## The exercise:
Reproduce the whole listing, character for character.

(Excerpts from a figure dataset)
━━━━━━━━━━

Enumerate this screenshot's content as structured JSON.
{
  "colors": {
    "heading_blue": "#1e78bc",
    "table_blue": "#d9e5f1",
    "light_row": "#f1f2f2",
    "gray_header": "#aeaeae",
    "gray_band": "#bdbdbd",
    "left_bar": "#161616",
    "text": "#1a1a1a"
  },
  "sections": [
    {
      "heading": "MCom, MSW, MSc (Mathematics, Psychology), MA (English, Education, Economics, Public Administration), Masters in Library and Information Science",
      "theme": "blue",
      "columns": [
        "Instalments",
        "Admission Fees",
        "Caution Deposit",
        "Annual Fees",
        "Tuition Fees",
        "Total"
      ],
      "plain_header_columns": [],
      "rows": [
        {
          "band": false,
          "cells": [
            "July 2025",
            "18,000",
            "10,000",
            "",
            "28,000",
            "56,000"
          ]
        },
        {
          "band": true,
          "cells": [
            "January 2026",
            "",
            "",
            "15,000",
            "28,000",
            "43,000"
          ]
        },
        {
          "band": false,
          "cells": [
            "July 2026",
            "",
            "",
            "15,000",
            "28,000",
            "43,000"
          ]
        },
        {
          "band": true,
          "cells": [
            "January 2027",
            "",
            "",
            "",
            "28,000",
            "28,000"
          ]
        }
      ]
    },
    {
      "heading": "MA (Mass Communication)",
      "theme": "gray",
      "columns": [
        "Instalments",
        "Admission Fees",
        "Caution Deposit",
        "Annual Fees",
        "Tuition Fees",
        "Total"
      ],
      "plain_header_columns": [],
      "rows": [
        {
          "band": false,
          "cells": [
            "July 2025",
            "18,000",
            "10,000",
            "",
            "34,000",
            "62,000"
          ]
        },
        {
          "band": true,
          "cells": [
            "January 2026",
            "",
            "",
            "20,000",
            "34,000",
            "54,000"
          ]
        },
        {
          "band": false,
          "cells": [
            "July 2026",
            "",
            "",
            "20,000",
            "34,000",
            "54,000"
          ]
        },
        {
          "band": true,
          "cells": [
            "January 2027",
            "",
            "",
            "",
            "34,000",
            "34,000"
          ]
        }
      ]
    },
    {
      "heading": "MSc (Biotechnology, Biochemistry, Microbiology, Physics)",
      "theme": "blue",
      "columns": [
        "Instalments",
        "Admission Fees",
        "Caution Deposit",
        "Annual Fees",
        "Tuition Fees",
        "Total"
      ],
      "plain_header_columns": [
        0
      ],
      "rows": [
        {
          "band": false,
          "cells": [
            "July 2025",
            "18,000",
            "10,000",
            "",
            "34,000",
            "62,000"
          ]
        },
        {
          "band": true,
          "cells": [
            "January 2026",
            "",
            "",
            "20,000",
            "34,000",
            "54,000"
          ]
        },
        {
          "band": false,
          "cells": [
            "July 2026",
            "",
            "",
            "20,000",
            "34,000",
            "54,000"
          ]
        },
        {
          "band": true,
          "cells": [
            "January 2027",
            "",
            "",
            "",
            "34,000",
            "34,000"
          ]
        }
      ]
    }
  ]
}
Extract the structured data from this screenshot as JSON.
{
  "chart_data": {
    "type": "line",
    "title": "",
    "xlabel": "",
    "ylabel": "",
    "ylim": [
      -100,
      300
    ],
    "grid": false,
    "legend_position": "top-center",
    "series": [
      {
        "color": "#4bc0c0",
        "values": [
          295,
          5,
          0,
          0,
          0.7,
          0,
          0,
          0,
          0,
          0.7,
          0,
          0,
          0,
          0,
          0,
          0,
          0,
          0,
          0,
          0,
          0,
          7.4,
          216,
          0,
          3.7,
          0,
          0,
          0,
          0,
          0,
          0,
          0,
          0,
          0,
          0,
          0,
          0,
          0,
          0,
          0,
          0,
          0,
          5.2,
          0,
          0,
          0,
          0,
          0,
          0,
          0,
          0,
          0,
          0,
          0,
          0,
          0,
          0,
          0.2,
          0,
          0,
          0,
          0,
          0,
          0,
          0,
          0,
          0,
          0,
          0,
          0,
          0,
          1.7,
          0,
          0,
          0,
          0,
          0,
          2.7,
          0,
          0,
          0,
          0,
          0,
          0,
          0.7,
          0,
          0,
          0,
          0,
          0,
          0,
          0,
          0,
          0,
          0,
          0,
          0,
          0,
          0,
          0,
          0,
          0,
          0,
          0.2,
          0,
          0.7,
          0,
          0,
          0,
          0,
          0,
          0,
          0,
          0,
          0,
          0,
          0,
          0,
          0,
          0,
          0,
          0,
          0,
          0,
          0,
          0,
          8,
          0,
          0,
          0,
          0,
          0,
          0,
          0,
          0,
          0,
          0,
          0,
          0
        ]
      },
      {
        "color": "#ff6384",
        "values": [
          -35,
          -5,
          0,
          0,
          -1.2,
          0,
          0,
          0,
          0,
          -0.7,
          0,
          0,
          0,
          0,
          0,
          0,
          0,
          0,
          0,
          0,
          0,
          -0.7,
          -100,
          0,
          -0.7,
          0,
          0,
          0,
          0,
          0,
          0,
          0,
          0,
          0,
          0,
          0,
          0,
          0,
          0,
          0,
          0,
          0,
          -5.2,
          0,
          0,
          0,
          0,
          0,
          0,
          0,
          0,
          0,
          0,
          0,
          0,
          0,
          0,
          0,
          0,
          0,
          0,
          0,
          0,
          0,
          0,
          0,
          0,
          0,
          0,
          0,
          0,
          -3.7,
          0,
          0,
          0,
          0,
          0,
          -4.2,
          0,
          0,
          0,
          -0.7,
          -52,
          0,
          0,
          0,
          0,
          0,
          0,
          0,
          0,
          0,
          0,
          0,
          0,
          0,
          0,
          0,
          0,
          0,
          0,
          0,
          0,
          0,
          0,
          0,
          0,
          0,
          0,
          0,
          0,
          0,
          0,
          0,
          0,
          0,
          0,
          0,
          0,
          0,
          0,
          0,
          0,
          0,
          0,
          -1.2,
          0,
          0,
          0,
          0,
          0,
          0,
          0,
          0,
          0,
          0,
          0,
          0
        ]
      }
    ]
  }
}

━━━━━━━━━━

## The response:
Enumerate this screenshot's content as structured JSON.
{
  "colors": {
    "heading_blue": "#1e78bc",
    "table_blue": "#d9e5f1",
    "light_row": "#f1f2f2",
    "gray_header": "#aeaeae",
    "gray_band": "#bdbdbd",
    "left_bar": "#161616",
    "text": "#1a1a1a"
  },
  "sections": [
    {
      "heading": "MCom, MSW, MSc (Mathematics, Psychology), MA (English, Education, Economics, Public Administration), Masters in Library and Information Science",
      "theme": "blue",
      "columns": [
        "Instalments",
        "Admission Fees",
        "Caution Deposit",
        "Annual Fees",
        "Tuition Fees",
        "Total"
      ],
      "plain_header_columns": [],
      "rows": [
        {
          "band": false,
          "cells": [
            "July 2025",
            "18,000",
            "10,000",
            "",
            "28,000",
            "56,000"
          ]
        },
        {
          "band": true,
          "cells": [
            "January 2026",
            "",
            "",
            "15,000",
            "28,000",
            "43,000"
          ]
        },
        {
          "band": false,
          "cells": [
            "July 2026",
            "",
            "",
            "15,000",
            "28,000",
            "43,000"
          ]
        },
        {
          "band": true,
          "cells": [
            "January 2027",
            "",
            "",
            "",
            "28,000",
            "28,000"
          ]
        }
      ]
    },
    {
      "heading": "MA (Mass Communication)",
      "theme": "gray",
      "columns": [
        "Instalments",
        "Admission Fees",
        "Caution Deposit",
        "Annual Fees",
        "Tuition Fees",
        "Total"
      ],
      "plain_header_columns": [],
      "rows": [
        {
          "band": false,
          "cells": [
            "July 2025",
            "18,000",
            "10,000",
            "",
            "34,000",
            "62,000"
          ]
        },
        {
          "band": true,
          "cells": [
            "January 2026",
            "",
            "",
            "20,000",
            "34,000",
            "54,000"
          ]
        },
        {
          "band": false,
          "cells": [
            "July 2026",
            "",
            "",
            "20,000",
            "34,000",
            "54,000"
          ]
        },
        {
          "band": true,
          "cells": [
            "January 2027",
            "",
            "",
            "",
            "34,000",
            "34,000"
          ]
        }
      ]
    },
    {
      "heading": "MSc (Biotechnology, Biochemistry, Microbiology, Physics)",
      "theme": "blue",
      "columns": [
        "Instalments",
        "Admission Fees",
        "Caution Deposit",
        "Annual Fees",
        "Tuition Fees",
        "Total"
      ],
      "plain_header_columns": [
        0
      ],
      "rows": [
        {
          "band": false,
          "cells": [
            "July 2025",
            "18,000",
            "10,000",
            "",
            "34,000",
            "62,000"
          ]
        },
        {
          "band": true,
          "cells": [
            "January 2026",
            "",
            "",
            "20,000",
            "34,000",
            "54,000"
          ]
        },
        {
          "band": false,
          "cells": [
            "July 2026",
            "",
            "",
            "20,000",
            "34,000",
            "54,000"
          ]
        },
        {
          "band": true,
          "cells": [
            "January 2027",
            "",
            "",
            "",
            "34,000",
            "34,000"
          ]
        }
      ]
    }
  ]
}
Extract the structured data from this screenshot as JSON.
{
  "chart_data": {
    "type": "line",
    "title": "",
    "xlabel": "",
    "ylabel": "",
    "ylim": [
      -100,
      300
    ],
    "grid": false,
    "legend_position": "top-center",
    "series": [
      {
        "color": "#4bc0c0",
        "values": [
          295,
          5,
          0,
          0,
          0.7,
          0,
          0,
          0,
          0,
          0.7,
          0,
          0,
          0,
          0,
          0,
          0,
          0,
          0,
          0,
          0,
          0,
          7.4,
          216,
          0,
          3.7,
          0,
          0,
          0,
          0,
          0,
          0,
          0,
          0,
          0,
          0,
          0,
          0,
          0,
          0,
          0,
          0,
          0,
          5.2,
          0,
          0,
          0,
          0,
          0,
          0,
          0,
          0,
          0,
          0,
          0,
          0,
          0,
          0,
          0.2,
          0,
          0,
          0,
          0,
          0,
          0,
          0,
          0,
          0,
          0,
          0,
          0,
          0,
          1.7,
          0,
          0,
          0,
          0,
          0,
          2.7,
          0,
          0,
          0,
          0,
          0,
          0,
          0.7,
          0,
          0,
          0,
          0,
          0,
          0,
          0,
          0,
          0,
          0,
          0,
          0,
          0,
          0,
          0,
          0,
          0,
          0,
          0.2,
          0,
          0.7,
          0,
          0,
          0,
          0,
          0,
          0,
          0,
          0,
          0,
          0,
          0,
          0,
          0,
          0,
          0,
          0,
          0,
          0,
          0,
          0,
          8,
          0,
          0,
          0,
          0,
          0,
          0,
          0,
          0,
          0,
          0,
          0,
          0
        ]
      },
      {
        "color": "#ff6384",
        "values": [
          -35,
          -5,
          0,
          0,
          -1.2,
          0,
          0,
          0,
          0,
          -0.7,
          0,
          0,
          0,
          0,
          0,
          0,
          0,
          0,
          0,
          0,
          0,
          -0.7,
          -100,
          0,
          -0.7,
          0,
          0,
          0,
          0,
          0,
          0,
          0,
          0,
          0,
          0,
          0,
          0,
          0,
          0,
          0,
          0,
          0,
          -5.2,
          0,
          0,
          0,
          0,
          0,
          0,
          0,
          0,
          0,
          0,
          0,
          0,
          0,
          0,
          0,
          0,
          0,
          0,
          0,
          0,
          0,
          0,
          0,
          0,
          0,
          0,
          0,
          0,
          -3.7,
          0,
          0,
          0,
          0,
          0,
          -4.2,
          0,
          0,
          0,
          -0.7,
          -52,
          0,
          0,
          0,
          0,
          0,
          0,
          0,
          0,
          0,
          0,
          0,
          0,
          0,
          0,
          0,
          0,
          0,
          0,
          0,
          0,
          0,
          0,
          0,
          0,
          0,
          0,
          0,
          0,
          0,
          0,
          0,
          0,
          0,
          0,
          0,
          0,
          0,
          0,
          0,
          0,
          0,
          0,
          -1.2,
          0,
          0,
          0,
          0,
          0,
          0,
          0,
          0,
          0,
          0,
          0,
          0
        ]
      }
    ]
  }
}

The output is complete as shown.